» **YOUR INSTRUCTIONS**:
With the images removed, repeat the data below exactly.
----
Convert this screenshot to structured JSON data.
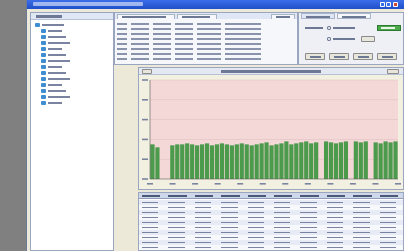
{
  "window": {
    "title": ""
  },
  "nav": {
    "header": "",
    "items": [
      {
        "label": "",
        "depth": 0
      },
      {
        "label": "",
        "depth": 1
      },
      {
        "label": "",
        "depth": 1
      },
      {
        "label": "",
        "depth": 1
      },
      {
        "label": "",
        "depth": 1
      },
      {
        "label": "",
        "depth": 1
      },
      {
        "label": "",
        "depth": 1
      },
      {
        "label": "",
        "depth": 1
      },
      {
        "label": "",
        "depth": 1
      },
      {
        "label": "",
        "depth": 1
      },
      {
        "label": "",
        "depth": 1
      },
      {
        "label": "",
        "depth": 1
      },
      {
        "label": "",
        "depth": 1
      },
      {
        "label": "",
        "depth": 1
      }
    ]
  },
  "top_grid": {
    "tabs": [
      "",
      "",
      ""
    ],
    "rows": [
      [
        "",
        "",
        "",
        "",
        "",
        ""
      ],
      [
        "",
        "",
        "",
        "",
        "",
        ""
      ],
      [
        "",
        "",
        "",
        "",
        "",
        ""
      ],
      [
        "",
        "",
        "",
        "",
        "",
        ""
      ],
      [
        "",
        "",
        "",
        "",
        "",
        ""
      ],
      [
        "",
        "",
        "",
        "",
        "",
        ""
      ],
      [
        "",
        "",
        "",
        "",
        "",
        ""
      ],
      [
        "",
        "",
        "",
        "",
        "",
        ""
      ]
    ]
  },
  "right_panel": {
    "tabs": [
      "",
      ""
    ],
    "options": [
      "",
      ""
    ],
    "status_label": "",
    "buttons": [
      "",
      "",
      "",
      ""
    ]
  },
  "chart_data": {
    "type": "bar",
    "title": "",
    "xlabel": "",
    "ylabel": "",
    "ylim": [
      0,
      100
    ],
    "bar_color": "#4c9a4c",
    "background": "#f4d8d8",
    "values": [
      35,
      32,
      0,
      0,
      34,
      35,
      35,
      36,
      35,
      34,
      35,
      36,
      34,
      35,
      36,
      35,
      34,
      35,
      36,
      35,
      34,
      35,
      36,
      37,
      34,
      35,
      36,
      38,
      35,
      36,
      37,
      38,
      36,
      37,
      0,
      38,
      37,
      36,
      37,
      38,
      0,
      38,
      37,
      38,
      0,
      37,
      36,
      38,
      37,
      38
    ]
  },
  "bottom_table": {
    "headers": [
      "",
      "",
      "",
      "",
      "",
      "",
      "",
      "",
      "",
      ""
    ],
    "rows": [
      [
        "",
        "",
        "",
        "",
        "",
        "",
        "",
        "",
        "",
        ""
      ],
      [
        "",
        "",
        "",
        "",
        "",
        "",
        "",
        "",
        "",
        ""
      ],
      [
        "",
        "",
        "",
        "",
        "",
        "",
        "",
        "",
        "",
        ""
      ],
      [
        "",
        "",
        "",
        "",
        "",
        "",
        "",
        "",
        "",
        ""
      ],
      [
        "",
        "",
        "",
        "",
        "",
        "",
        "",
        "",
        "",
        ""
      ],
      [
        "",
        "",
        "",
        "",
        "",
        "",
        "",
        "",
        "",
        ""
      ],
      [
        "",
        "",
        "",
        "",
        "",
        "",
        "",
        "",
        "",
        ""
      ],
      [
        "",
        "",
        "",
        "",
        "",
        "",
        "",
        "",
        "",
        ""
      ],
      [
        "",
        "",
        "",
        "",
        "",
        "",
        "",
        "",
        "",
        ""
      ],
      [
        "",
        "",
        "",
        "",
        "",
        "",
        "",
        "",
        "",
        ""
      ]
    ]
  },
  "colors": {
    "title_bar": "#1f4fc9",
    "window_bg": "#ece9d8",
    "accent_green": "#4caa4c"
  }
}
----
» **COMPLETE ANSWER**:
Convert this screenshot to structured JSON data.
{
  "window": {
    "title": ""
  },
  "nav": {
    "header": "",
    "items": [
      {
        "label": "",
        "depth": 0
      },
      {
        "label": "",
        "depth": 1
      },
      {
        "label": "",
        "depth": 1
      },
      {
        "label": "",
        "depth": 1
      },
      {
        "label": "",
        "depth": 1
      },
      {
        "label": "",
        "depth": 1
      },
      {
        "label": "",
        "depth": 1
      },
      {
        "label": "",
        "depth": 1
      },
      {
        "label": "",
        "depth": 1
      },
      {
        "label": "",
        "depth": 1
      },
      {
        "label": "",
        "depth": 1
      },
      {
        "label": "",
        "depth": 1
      },
      {
        "label": "",
        "depth": 1
      },
      {
        "label": "",
        "depth": 1
      }
    ]
  },
  "top_grid": {
    "tabs": [
      "",
      "",
      ""
    ],
    "rows": [
      [
        "",
        "",
        "",
        "",
        "",
        ""
      ],
      [
        "",
        "",
        "",
        "",
        "",
        ""
      ],
      [
        "",
        "",
        "",
        "",
        "",
        ""
      ],
      [
        "",
        "",
        "",
        "",
        "",
        ""
      ],
      [
        "",
        "",
        "",
        "",
        "",
        ""
      ],
      [
        "",
        "",
        "",
        "",
        "",
        ""
      ],
      [
        "",
        "",
        "",
        "",
        "",
        ""
      ],
      [
        "",
        "",
        "",
        "",
        "",
        ""
      ]
    ]
  },
  "right_panel": {
    "tabs": [
      "",
      ""
    ],
    "options": [
      "",
      ""
    ],
    "status_label": "",
    "buttons": [
      "",
      "",
      "",
      ""
    ]
  },
  "chart_data": {
    "type": "bar",
    "title": "",
    "xlabel": "",
    "ylabel": "",
    "ylim": [
      0,
      100
    ],
    "bar_color": "#4c9a4c",
    "background": "#f4d8d8",
    "values": [
      35,
      32,
      0,
      0,
      34,
      35,
      35,
      36,
      35,
      34,
      35,
      36,
      34,
      35,
      36,
      35,
      34,
      35,
      36,
      35,
      34,
      35,
      36,
      37,
      34,
      35,
      36,
      38,
      35,
      36,
      37,
      38,
      36,
      37,
      0,
      38,
      37,
      36,
      37,
      38,
      0,
      38,
      37,
      38,
      0,
      37,
      36,
      38,
      37,
      38
    ]
  },
  "bottom_table": {
    "headers": [
      "",
      "",
      "",
      "",
      "",
      "",
      "",
      "",
      "",
      ""
    ],
    "rows": [
      [
        "",
        "",
        "",
        "",
        "",
        "",
        "",
        "",
        "",
        ""
      ],
      [
        "",
        "",
        "",
        "",
        "",
        "",
        "",
        "",
        "",
        ""
      ],
      [
        "",
        "",
        "",
        "",
        "",
        "",
        "",
        "",
        "",
        ""
      ],
      [
        "",
        "",
        "",
        "",
        "",
        "",
        "",
        "",
        "",
        ""
      ],
      [
        "",
        "",
        "",
        "",
        "",
        "",
        "",
        "",
        "",
        ""
      ],
      [
        "",
        "",
        "",
        "",
        "",
        "",
        "",
        "",
        "",
        ""
      ],
      [
        "",
        "",
        "",
        "",
        "",
        "",
        "",
        "",
        "",
        ""
      ],
      [
        "",
        "",
        "",
        "",
        "",
        "",
        "",
        "",
        "",
        ""
      ],
      [
        "",
        "",
        "",
        "",
        "",
        "",
        "",
        "",
        "",
        ""
      ],
      [
        "",
        "",
        "",
        "",
        "",
        "",
        "",
        "",
        "",
        ""
      ]
    ]
  },
  "colors": {
    "title_bar": "#1f4fc9",
    "window_bg": "#ece9d8",
    "accent_green": "#4caa4c"
  }
}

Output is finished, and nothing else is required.